■ SHORT TASK
From the entries below, copy every line where the string "برای" appears.

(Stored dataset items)
#####

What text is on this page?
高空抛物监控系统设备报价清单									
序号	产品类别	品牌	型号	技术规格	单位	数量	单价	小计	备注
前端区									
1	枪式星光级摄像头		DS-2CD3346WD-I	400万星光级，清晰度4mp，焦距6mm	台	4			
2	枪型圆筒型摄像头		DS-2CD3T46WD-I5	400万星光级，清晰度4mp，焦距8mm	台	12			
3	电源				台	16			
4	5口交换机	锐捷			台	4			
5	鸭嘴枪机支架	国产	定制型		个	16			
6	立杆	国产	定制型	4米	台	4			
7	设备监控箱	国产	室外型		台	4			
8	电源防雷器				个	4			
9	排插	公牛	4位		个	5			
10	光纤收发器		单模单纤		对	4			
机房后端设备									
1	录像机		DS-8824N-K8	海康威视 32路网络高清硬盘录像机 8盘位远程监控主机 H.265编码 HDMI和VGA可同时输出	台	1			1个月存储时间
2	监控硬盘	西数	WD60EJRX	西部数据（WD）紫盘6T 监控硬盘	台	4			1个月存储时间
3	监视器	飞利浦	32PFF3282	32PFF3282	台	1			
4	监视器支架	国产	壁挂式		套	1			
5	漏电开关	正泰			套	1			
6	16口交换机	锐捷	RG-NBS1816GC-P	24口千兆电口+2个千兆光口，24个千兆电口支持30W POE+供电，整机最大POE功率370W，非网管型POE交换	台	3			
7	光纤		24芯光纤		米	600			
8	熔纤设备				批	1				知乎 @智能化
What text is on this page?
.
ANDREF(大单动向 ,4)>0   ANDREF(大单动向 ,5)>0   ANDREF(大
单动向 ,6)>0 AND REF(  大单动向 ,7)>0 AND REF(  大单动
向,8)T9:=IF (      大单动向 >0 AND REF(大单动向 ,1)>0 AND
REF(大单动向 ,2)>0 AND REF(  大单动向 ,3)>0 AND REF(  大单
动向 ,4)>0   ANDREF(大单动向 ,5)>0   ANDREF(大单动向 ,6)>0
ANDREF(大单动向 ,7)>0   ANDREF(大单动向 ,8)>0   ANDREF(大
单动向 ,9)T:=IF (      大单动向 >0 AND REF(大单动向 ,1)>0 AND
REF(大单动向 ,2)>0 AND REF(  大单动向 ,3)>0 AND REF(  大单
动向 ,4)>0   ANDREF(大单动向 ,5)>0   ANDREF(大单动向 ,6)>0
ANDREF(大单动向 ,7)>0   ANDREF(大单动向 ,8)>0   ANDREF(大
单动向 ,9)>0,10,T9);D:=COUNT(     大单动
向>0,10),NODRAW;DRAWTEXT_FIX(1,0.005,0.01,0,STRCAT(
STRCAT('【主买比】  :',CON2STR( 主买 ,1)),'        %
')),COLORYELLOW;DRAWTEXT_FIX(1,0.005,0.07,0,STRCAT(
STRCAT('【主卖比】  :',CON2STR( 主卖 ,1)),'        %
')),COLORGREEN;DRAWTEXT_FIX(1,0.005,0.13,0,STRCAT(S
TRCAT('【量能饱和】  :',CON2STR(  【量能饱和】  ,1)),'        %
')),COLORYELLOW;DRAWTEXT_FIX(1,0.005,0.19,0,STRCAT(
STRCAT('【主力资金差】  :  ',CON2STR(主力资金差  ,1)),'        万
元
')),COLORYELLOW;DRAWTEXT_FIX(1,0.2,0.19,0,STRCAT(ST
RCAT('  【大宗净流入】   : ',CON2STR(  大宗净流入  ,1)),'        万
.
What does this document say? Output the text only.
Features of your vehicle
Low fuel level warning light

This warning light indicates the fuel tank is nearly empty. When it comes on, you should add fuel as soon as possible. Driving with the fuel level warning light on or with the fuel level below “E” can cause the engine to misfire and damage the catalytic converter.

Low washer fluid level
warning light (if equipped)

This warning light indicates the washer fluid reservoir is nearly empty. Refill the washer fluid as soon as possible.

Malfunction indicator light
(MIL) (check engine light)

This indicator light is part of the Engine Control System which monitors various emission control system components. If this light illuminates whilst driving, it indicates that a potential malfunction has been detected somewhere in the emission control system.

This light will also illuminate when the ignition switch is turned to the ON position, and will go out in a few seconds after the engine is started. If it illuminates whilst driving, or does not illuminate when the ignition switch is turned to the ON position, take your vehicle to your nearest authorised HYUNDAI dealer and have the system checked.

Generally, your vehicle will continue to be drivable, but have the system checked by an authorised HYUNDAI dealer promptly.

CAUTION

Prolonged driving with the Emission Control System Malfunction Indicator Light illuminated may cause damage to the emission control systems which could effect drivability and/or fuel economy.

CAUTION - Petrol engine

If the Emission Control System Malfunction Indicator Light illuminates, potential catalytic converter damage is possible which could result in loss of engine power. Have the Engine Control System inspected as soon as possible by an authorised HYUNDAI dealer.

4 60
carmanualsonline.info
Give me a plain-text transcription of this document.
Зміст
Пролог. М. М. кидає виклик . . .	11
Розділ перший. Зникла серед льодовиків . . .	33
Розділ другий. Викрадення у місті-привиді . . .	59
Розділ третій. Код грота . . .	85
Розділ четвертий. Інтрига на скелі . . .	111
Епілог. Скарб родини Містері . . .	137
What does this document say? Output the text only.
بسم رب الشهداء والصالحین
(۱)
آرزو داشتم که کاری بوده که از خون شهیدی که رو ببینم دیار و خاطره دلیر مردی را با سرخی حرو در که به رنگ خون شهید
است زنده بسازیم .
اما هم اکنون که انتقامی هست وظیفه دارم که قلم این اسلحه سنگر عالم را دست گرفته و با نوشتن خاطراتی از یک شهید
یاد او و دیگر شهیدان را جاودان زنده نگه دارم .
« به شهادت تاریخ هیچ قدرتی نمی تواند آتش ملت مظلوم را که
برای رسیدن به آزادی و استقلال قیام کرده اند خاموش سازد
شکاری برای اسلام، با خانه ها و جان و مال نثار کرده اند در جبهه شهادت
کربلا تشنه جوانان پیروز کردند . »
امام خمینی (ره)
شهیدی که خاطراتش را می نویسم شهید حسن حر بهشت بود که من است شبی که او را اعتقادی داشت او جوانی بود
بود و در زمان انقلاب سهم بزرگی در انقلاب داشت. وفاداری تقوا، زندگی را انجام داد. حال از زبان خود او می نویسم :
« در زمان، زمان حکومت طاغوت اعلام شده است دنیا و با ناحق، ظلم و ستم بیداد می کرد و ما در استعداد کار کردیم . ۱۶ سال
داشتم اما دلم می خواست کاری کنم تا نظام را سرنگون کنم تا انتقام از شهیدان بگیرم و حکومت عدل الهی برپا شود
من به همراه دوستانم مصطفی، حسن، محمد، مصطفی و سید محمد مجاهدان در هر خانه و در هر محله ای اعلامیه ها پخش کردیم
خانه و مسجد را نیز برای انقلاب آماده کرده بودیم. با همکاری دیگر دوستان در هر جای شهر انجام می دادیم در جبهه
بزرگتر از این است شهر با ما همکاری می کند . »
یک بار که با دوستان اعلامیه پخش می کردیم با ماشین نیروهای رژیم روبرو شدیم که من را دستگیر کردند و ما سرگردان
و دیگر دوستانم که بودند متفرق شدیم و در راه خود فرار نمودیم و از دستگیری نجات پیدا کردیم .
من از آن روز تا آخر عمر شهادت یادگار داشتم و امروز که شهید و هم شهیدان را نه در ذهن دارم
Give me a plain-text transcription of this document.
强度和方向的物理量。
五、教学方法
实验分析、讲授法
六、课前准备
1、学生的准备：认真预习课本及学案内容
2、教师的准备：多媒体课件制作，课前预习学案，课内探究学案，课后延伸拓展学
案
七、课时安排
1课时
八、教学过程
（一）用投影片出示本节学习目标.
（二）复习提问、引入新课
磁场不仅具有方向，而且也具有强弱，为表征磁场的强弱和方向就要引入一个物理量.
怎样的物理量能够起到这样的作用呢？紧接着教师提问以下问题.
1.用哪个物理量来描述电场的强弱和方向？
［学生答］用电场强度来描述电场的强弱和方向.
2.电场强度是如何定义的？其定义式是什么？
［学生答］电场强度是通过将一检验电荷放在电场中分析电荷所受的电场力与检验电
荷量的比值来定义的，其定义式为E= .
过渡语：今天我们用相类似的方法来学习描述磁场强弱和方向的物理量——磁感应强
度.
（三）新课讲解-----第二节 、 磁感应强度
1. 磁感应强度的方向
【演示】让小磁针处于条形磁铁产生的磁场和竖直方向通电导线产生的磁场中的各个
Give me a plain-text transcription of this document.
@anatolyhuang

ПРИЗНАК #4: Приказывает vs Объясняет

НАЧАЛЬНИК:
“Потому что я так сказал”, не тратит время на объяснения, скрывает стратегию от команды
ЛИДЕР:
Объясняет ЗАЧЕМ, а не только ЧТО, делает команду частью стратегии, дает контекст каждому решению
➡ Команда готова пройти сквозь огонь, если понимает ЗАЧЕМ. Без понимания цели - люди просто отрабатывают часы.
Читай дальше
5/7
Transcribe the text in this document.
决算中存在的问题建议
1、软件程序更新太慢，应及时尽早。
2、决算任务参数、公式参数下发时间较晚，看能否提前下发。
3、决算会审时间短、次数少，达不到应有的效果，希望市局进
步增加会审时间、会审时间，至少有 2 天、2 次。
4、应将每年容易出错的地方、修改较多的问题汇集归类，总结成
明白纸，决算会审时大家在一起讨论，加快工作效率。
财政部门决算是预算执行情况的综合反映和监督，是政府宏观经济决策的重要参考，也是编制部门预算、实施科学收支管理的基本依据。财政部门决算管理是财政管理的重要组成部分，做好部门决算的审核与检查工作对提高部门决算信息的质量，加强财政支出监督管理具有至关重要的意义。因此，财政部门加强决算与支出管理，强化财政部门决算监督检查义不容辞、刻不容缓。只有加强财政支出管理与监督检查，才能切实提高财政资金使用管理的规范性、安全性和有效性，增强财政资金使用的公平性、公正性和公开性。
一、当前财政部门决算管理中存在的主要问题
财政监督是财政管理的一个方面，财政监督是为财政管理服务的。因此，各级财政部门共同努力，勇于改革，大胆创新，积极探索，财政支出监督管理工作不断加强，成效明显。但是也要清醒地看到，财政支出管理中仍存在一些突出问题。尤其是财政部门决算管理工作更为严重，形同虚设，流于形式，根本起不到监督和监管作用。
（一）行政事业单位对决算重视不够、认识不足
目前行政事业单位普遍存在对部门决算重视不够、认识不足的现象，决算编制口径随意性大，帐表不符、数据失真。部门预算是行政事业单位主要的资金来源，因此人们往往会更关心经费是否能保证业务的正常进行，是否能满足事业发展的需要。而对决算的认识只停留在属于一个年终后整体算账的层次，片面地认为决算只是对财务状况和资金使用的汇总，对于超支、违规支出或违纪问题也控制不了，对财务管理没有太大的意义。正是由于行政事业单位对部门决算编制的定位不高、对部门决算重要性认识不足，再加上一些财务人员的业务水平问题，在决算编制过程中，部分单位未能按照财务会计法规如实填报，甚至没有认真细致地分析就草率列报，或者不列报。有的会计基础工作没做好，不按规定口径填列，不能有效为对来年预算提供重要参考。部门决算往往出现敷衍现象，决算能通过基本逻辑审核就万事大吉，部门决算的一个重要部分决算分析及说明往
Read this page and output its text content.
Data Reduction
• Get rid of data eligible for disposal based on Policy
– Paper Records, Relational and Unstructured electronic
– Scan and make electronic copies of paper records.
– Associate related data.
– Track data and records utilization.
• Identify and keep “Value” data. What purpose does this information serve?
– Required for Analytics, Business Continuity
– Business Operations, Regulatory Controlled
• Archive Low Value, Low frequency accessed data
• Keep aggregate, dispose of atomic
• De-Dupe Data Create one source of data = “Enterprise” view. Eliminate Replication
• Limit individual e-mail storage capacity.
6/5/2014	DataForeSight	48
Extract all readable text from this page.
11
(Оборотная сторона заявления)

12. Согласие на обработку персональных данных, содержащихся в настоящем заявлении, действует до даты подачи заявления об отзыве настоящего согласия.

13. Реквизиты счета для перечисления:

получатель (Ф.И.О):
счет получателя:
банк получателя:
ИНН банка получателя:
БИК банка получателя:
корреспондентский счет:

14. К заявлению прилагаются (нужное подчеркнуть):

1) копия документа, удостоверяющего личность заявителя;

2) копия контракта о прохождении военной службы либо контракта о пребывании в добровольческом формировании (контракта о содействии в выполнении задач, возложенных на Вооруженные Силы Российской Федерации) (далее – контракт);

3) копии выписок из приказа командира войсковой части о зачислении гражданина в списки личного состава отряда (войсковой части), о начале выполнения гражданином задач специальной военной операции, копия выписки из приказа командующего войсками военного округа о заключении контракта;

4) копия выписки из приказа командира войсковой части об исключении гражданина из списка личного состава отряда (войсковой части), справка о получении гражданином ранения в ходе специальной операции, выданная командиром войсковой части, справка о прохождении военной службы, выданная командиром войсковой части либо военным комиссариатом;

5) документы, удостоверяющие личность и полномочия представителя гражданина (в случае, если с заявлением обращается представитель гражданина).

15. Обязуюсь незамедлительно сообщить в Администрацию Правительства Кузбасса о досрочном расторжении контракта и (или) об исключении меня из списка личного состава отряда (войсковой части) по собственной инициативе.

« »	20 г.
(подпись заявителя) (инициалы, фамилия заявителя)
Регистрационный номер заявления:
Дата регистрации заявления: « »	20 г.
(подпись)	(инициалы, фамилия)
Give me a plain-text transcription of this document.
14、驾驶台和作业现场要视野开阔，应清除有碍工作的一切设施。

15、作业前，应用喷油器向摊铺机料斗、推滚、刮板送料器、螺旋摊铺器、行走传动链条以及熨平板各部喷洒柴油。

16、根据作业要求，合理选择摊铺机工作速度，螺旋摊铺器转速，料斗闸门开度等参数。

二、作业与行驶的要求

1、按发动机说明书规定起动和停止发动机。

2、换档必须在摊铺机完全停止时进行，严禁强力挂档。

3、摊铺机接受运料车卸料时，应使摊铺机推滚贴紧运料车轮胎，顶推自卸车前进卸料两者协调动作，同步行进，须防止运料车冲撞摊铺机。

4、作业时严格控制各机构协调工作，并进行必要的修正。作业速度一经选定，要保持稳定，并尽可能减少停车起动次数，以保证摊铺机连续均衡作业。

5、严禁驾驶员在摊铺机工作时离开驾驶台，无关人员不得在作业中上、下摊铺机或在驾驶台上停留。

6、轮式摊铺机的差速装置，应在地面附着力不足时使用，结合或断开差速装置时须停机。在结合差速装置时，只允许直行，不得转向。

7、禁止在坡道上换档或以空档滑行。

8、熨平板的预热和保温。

#####

■ SOLUTION FOR THIS PROBLEM
برای رسیدن به آزادی و استقلال قیام کرده اند خاموش سازد
شکاری برای اسلام، با خانه ها و جان و مال نثار کرده اند در جبهه شهادت
خانه و مسجد را نیز برای انقلاب آماده کرده بودیم. با همکاری دیگر دوستان در هر جای شهر انجام می دادیم در جبهه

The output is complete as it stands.